Items from a data source:
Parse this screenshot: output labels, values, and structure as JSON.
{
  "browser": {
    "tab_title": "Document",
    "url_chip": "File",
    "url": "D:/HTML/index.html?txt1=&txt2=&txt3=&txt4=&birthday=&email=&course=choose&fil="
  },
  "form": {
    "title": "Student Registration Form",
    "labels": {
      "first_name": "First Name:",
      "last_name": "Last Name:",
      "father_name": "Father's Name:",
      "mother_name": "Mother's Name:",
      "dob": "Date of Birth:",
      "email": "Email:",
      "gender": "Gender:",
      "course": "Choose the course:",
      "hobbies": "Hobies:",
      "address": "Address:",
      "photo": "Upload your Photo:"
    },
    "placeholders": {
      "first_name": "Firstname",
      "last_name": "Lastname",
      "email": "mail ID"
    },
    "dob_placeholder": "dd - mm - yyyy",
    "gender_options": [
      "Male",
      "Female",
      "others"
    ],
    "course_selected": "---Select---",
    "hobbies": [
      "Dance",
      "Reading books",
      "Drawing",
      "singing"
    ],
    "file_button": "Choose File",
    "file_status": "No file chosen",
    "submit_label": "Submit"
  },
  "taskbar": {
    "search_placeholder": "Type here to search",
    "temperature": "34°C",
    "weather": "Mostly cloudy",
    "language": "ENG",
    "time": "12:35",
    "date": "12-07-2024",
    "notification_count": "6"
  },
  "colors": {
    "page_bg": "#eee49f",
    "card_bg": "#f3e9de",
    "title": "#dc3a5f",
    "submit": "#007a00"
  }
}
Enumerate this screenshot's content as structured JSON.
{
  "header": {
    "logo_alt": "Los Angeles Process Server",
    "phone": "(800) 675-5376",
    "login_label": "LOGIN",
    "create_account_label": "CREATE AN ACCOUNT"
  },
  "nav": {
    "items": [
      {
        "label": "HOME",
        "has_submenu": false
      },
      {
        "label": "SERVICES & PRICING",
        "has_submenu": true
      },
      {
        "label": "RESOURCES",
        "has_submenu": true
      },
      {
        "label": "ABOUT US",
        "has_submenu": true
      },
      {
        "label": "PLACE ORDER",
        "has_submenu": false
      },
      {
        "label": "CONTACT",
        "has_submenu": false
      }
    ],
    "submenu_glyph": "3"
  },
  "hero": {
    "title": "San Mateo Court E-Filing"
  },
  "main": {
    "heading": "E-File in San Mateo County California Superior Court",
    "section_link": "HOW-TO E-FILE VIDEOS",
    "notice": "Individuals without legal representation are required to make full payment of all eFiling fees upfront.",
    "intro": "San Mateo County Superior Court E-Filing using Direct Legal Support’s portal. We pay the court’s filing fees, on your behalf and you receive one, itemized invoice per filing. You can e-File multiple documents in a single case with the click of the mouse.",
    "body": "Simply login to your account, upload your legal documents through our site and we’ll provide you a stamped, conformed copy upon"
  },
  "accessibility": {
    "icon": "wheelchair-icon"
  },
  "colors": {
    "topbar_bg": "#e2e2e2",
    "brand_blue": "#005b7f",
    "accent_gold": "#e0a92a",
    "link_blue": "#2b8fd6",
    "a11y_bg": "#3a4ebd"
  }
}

### What is needed
Pull every line containing "Mateo" out of the records.

### Exercise response
    "title": "San Mateo Court E-Filing"
    "heading": "E-File in San Mateo County California Superior Court",
    "intro": "San Mateo County Superior Court E-Filing using Direct Legal Support’s portal. We pay the court’s filing fees, on your behalf and you receive one, itemized invoice per filing. You can e-File multiple documents in a single case with the click of the mouse.",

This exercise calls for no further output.